Directions
The listing below should be printed exactly, every line of it. Skip the pictures.

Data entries
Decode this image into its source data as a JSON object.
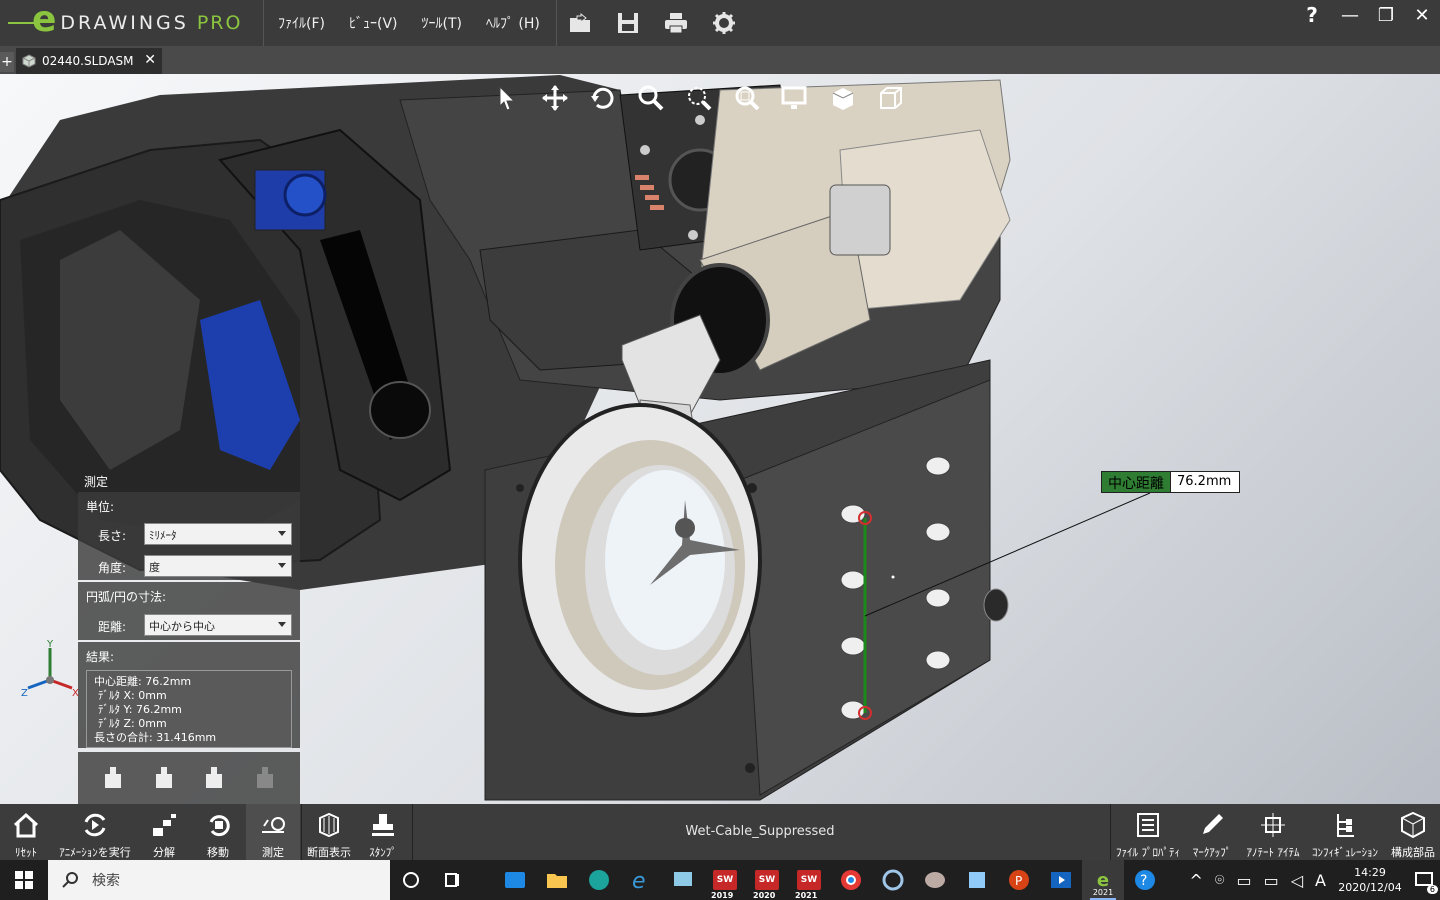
{
  "app": {
    "brand_e": "e",
    "brand": "DRAWINGS",
    "brand_suffix": "PRO"
  },
  "menu": [
    {
      "label": "ﾌｧｲﾙ(F)"
    },
    {
      "label": "ﾋﾞｭｰ(V)"
    },
    {
      "label": "ﾂｰﾙ(T)"
    },
    {
      "label": "ﾍﾙﾌﾟ (H)"
    }
  ],
  "quick_icons": [
    "open-icon",
    "save-icon",
    "print-icon",
    "gear-icon"
  ],
  "window": {
    "help": "?",
    "minimize": "—",
    "restore": "❐",
    "close": "✕"
  },
  "tabs": {
    "new": "+",
    "document": "02440.SLDASM",
    "close": "✕"
  },
  "view_tools": [
    "select-icon",
    "pan-icon",
    "rotate-icon",
    "zoom-icon",
    "zoom-area-icon",
    "zoom-fit-icon",
    "display-style-icon",
    "section-view-icon",
    "view-orientation-icon"
  ],
  "dimension": {
    "label": "中心距離",
    "value": "76.2mm"
  },
  "measure": {
    "title": "測定",
    "units_label": "単位:",
    "length_label": "長さ:",
    "length_value": "ﾐﾘﾒｰﾀ",
    "angle_label": "角度:",
    "angle_value": "度",
    "arc_label": "円弧/円の寸法:",
    "distance_label": "距離:",
    "distance_value": "中心から中心",
    "result_label": "結果:",
    "results": [
      "中心距離: 76.2mm",
      "ﾃﾞﾙﾀ X: 0mm",
      "ﾃﾞﾙﾀ Y: 76.2mm",
      "ﾃﾞﾙﾀ Z: 0mm",
      "長さの合計: 31.416mm"
    ]
  },
  "triad": {
    "x": "X",
    "y": "Y",
    "z": "Z"
  },
  "bottom_tools": [
    {
      "label": "ﾘｾｯﾄ",
      "icon": "home-icon"
    },
    {
      "label": "ｱﾆﾒｰｼｮﾝを実行",
      "icon": "animation-icon"
    },
    {
      "label": "分解",
      "icon": "explode-icon"
    },
    {
      "label": "移動",
      "icon": "move-icon"
    },
    {
      "label": "測定",
      "icon": "measure-icon"
    },
    {
      "label": "断面表示",
      "icon": "section-icon"
    },
    {
      "label": "ｽﾀﾝﾌﾟ",
      "icon": "stamp-icon"
    }
  ],
  "configuration": "Wet-Cable_Suppressed",
  "right_tools": [
    {
      "label": "ﾌｧｲﾙ ﾌﾟﾛﾊﾟﾃｨ",
      "icon": "file-properties-icon"
    },
    {
      "label": "ﾏｰｸｱｯﾌﾟ",
      "icon": "markup-icon"
    },
    {
      "label": "ｱﾉﾃｰﾄ ｱｲﾃﾑ",
      "icon": "annotation-icon"
    },
    {
      "label": "ｺﾝﾌｨｷﾞｭﾚｰｼｮﾝ",
      "icon": "configuration-icon"
    },
    {
      "label": "構成部品",
      "icon": "components-icon"
    }
  ],
  "taskbar": {
    "search_placeholder": "検索",
    "sw_years": [
      "2019",
      "2020",
      "2021"
    ],
    "edrawings_year": "2021",
    "time": "14:29",
    "date": "2020/12/04",
    "ime": "A",
    "notification_count": "6"
  },
  "colors": {
    "accent_green": "#8bc53f",
    "dimension_green": "#2e7d32",
    "measure_line": "#1b8a1b",
    "point_red": "#d32f2f"
  }
}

Written solution
Decode this image into its source data as a JSON object.
{
  "app": {
    "brand_e": "e",
    "brand": "DRAWINGS",
    "brand_suffix": "PRO"
  },
  "menu": [
    {
      "label": "ﾌｧｲﾙ(F)"
    },
    {
      "label": "ﾋﾞｭｰ(V)"
    },
    {
      "label": "ﾂｰﾙ(T)"
    },
    {
      "label": "ﾍﾙﾌﾟ (H)"
    }
  ],
  "quick_icons": [
    "open-icon",
    "save-icon",
    "print-icon",
    "gear-icon"
  ],
  "window": {
    "help": "?",
    "minimize": "—",
    "restore": "❐",
    "close": "✕"
  },
  "tabs": {
    "new": "+",
    "document": "02440.SLDASM",
    "close": "✕"
  },
  "view_tools": [
    "select-icon",
    "pan-icon",
    "rotate-icon",
    "zoom-icon",
    "zoom-area-icon",
    "zoom-fit-icon",
    "display-style-icon",
    "section-view-icon",
    "view-orientation-icon"
  ],
  "dimension": {
    "label": "中心距離",
    "value": "76.2mm"
  },
  "measure": {
    "title": "測定",
    "units_label": "単位:",
    "length_label": "長さ:",
    "length_value": "ﾐﾘﾒｰﾀ",
    "angle_label": "角度:",
    "angle_value": "度",
    "arc_label": "円弧/円の寸法:",
    "distance_label": "距離:",
    "distance_value": "中心から中心",
    "result_label": "結果:",
    "results": [
      "中心距離: 76.2mm",
      "ﾃﾞﾙﾀ X: 0mm",
      "ﾃﾞﾙﾀ Y: 76.2mm",
      "ﾃﾞﾙﾀ Z: 0mm",
      "長さの合計: 31.416mm"
    ]
  },
  "triad": {
    "x": "X",
    "y": "Y",
    "z": "Z"
  },
  "bottom_tools": [
    {
      "label": "ﾘｾｯﾄ",
      "icon": "home-icon"
    },
    {
      "label": "ｱﾆﾒｰｼｮﾝを実行",
      "icon": "animation-icon"
    },
    {
      "label": "分解",
      "icon": "explode-icon"
    },
    {
      "label": "移動",
      "icon": "move-icon"
    },
    {
      "label": "測定",
      "icon": "measure-icon"
    },
    {
      "label": "断面表示",
      "icon": "section-icon"
    },
    {
      "label": "ｽﾀﾝﾌﾟ",
      "icon": "stamp-icon"
    }
  ],
  "configuration": "Wet-Cable_Suppressed",
  "right_tools": [
    {
      "label": "ﾌｧｲﾙ ﾌﾟﾛﾊﾟﾃｨ",
      "icon": "file-properties-icon"
    },
    {
      "label": "ﾏｰｸｱｯﾌﾟ",
      "icon": "markup-icon"
    },
    {
      "label": "ｱﾉﾃｰﾄ ｱｲﾃﾑ",
      "icon": "annotation-icon"
    },
    {
      "label": "ｺﾝﾌｨｷﾞｭﾚｰｼｮﾝ",
      "icon": "configuration-icon"
    },
    {
      "label": "構成部品",
      "icon": "components-icon"
    }
  ],
  "taskbar": {
    "search_placeholder": "検索",
    "sw_years": [
      "2019",
      "2020",
      "2021"
    ],
    "edrawings_year": "2021",
    "time": "14:29",
    "date": "2020/12/04",
    "ime": "A",
    "notification_count": "6"
  },
  "colors": {
    "accent_green": "#8bc53f",
    "dimension_green": "#2e7d32",
    "measure_line": "#1b8a1b",
    "point_red": "#d32f2f"
  }
}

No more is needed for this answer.